-- START INPUT DATA --
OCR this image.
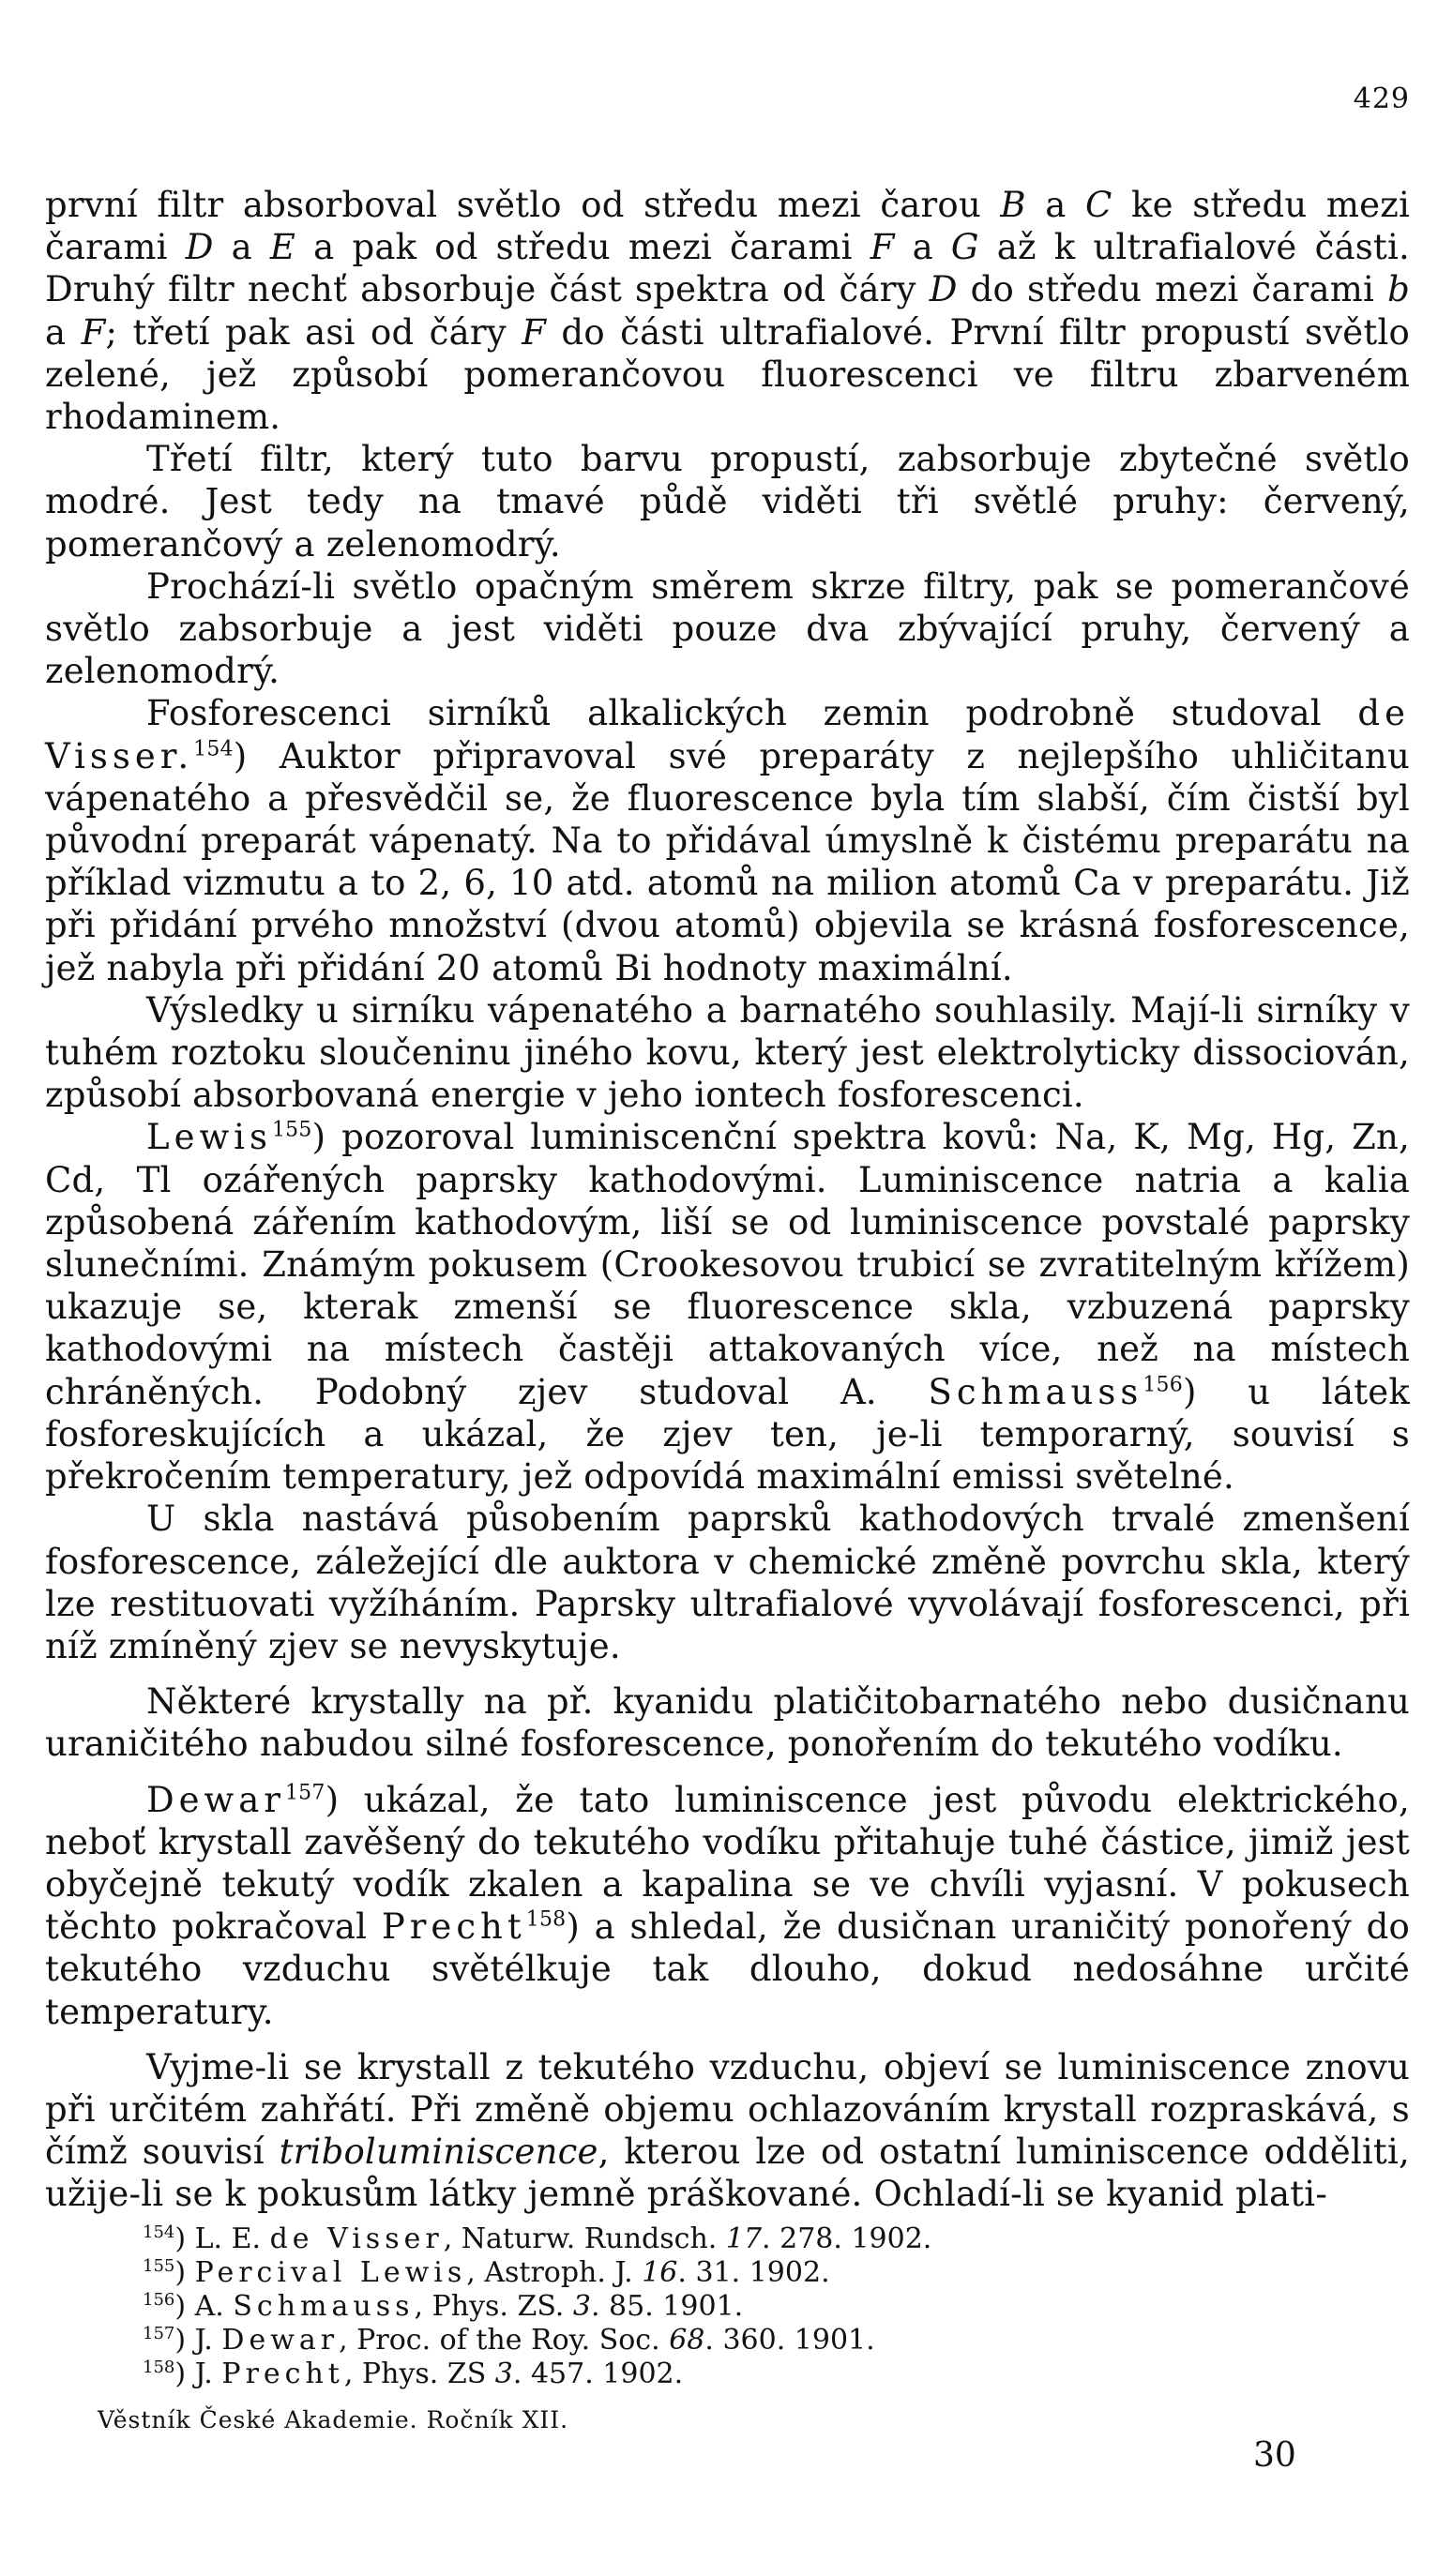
429

první filtr absorboval světlo od středu mezi čarou B a C ke středu mezi čarami D a E a pak od středu mezi čarami F a G až k ultrafialové části. Druhý filtr nechť absorbuje část spektra od čáry D do středu mezi čarami b a F; třetí pak asi od čáry F do části ultrafialové. První filtr propustí světlo zelené, jež způsobí pomerančovou fluorescenci ve filtru zbarveném rhodaminem.

Třetí filtr, který tuto barvu propustí, zabsorbuje zbytečné světlo modré. Jest tedy na tmavé půdě viděti tři světlé pruhy: červený, pomerančový a zelenomodrý.

Prochází-li světlo opačným směrem skrze filtry, pak se pomerančové světlo zabsorbuje a jest viděti pouze dva zbývající pruhy, červený a zelenomodrý.

Fosforescenci sirníků alkalických zemin podrobně studoval de Visser.$^{154}$) Auktor připravoval své preparáty z nejlepšího uhličitanu vápenatého a přesvědčil se, že fluorescence byla tím slabší, čím čistší byl původní preparát vápenatý. Na to přidával úmyslně k čistému preparátu na příklad vizmutu a to 2, 6, 10 atd. atomů na milion atomů Ca v preparátu. Již při přidání prvého množství (dvou atomů) objevila se krásná fosforescence, jež nabyla při přidání 20 atomů Bi hodnoty maximální.

Výsledky u sirníku vápenatého a barnatého souhlasily. Mají-li sirníky v tuhém roztoku sloučeninu jiného kovu, který jest elektrolyticky dissociován, způsobí absorbovaná energie v jeho iontech fosforescenci.

Lewis$^{155}$) pozoroval luminiscenční spektra kovů: Na, K, Mg, Hg, Zn, Cd, Tl ozářených paprsky kathodovými. Luminiscence natria a kalia způsobená zářením kathodovým, liší se od luminiscence povstalé paprsky slunečními. Známým pokusem (Crookesovou trubicí se zvratitelným křížem) ukazuje se, kterak zmenší se fluorescence skla, vzbuzená paprsky kathodovými na místech častěji attakovaných více, než na místech chráněných. Podobný zjev studoval A. Schmauss$^{156}$) u látek fosforeskujících a ukázal, že zjev ten, je-li temporarný, souvisí s překročením temperatury, jež odpovídá maximální emissi světelné.

U skla nastává působením paprsků kathodových trvalé zmenšení fosforescence, záležející dle auktora v chemické změně povrchu skla, který lze restituovati vyžíháním. Paprsky ultrafialové vyvolávají fosforescenci, při níž zmíněný zjev se nevyskytuje.

Některé krystally na př. kyanidu platičitobarnatého nebo dusičnanu uraničitého nabudou silné fosforescence, ponořením do tekutého vodíku.

Dewar$^{157}$) ukázal, že tato luminiscence jest původu elektrického, neboť krystall zavěšený do tekutého vodíku přitahuje tuhé částice, jimiž jest obyčejně tekutý vodík zkalen a kapalina se ve chvíli vyjasní. V pokusech těchto pokračoval Precht$^{158}$) a shledal, že dusičnan uraničitý ponořený do tekutého vzduchu světélkuje tak dlouho, dokud nedosáhne určité temperatury.

Vyjme-li se krystall z tekutého vzduchu, objeví se luminiscence znovu při určitém zahřátí. Při změně objemu ochlazováním krystall rozpraskává, s čímž souvisí triboluminiscence, kterou lze od ostatní luminiscence odděliti, užije-li se k pokusům látky jemně práškované. Ochladí-li se kyanid plati-

$^{154}$) L. E. de Visser, Naturw. Rundsch. 17. 278. 1902.
$^{155}$) Percival Lewis, Astroph. J. 16. 31. 1902.
$^{156}$) A. Schmauss, Phys. ZS. 3. 85. 1901.
$^{157}$) J. Dewar, Proc. of the Roy. Soc. 68. 360. 1901.
$^{158}$) J. Precht, Phys. ZS 3. 457. 1902.
Věstník České Akademie. Ročník XII.
30
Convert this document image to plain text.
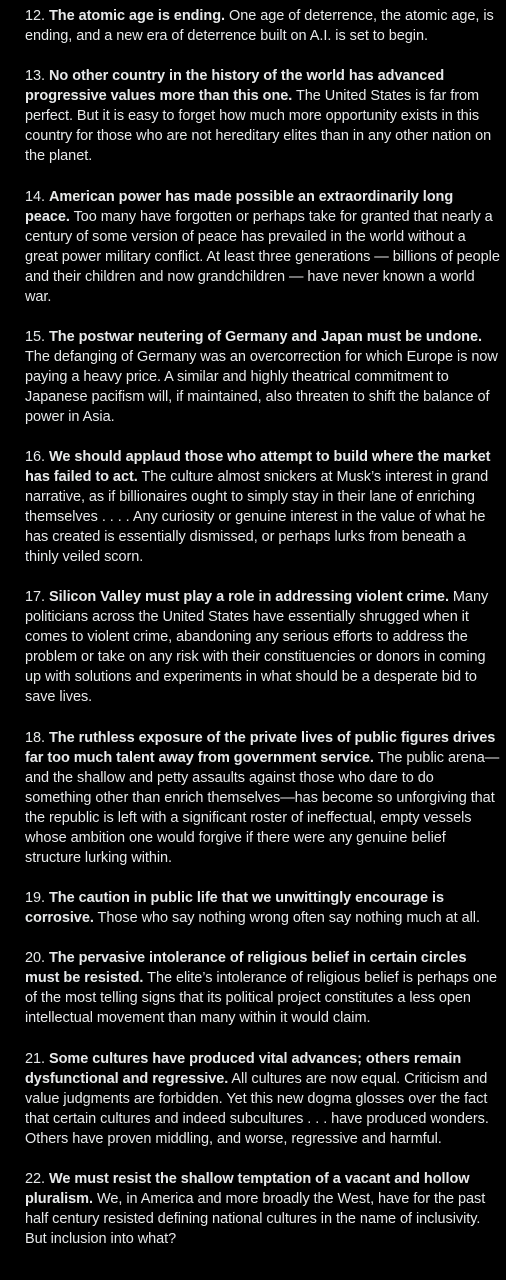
12. The atomic age is ending. One age of deterrence, the atomic age, is ending, and a new era of deterrence built on A.I. is set to begin.

13. No other country in the history of the world has advanced progressive values more than this one. The United States is far from perfect. But it is easy to forget how much more opportunity exists in this country for those who are not hereditary elites than in any other nation on the planet.

14. American power has made possible an extraordinarily long peace. Too many have forgotten or perhaps take for granted that nearly a century of some version of peace has prevailed in the world without a great power military conflict. At least three generations — billions of people and their children and now grandchildren — have never known a world war.

15. The postwar neutering of Germany and Japan must be undone. The defanging of Germany was an overcorrection for which Europe is now paying a heavy price. A similar and highly theatrical commitment to Japanese pacifism will, if maintained, also threaten to shift the balance of power in Asia.

16. We should applaud those who attempt to build where the market has failed to act. The culture almost snickers at Musk’s interest in grand narrative, as if billionaires ought to simply stay in their lane of enriching themselves . . . . Any curiosity or genuine interest in the value of what he has created is essentially dismissed, or perhaps lurks from beneath a thinly veiled scorn.

17. Silicon Valley must play a role in addressing violent crime. Many politicians across the United States have essentially shrugged when it comes to violent crime, abandoning any serious efforts to address the problem or take on any risk with their constituencies or donors in coming up with solutions and experiments in what should be a desperate bid to save lives.

18. The ruthless exposure of the private lives of public figures drives far too much talent away from government service. The public arena—and the shallow and petty assaults against those who dare to do something other than enrich themselves—has become so unforgiving that the republic is left with a significant roster of ineffectual, empty vessels whose ambition one would forgive if there were any genuine belief structure lurking within.

19. The caution in public life that we unwittingly encourage is corrosive. Those who say nothing wrong often say nothing much at all.

20. The pervasive intolerance of religious belief in certain circles must be resisted. The elite’s intolerance of religious belief is perhaps one of the most telling signs that its political project constitutes a less open intellectual movement than many within it would claim.

21. Some cultures have produced vital advances; others remain dysfunctional and regressive. All cultures are now equal. Criticism and value judgments are forbidden. Yet this new dogma glosses over the fact that certain cultures and indeed subcultures . . . have produced wonders. Others have proven middling, and worse, regressive and harmful.

22. We must resist the shallow temptation of a vacant and hollow pluralism. We, in America and more broadly the West, have for the past half century resisted defining national cultures in the name of inclusivity. But inclusion into what?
-- END INPUT DATA --
Check each line in the listing above for the string "zelenomodrý", then report how many lines contain it, with no other text.

WRITTEN ANSWER: 2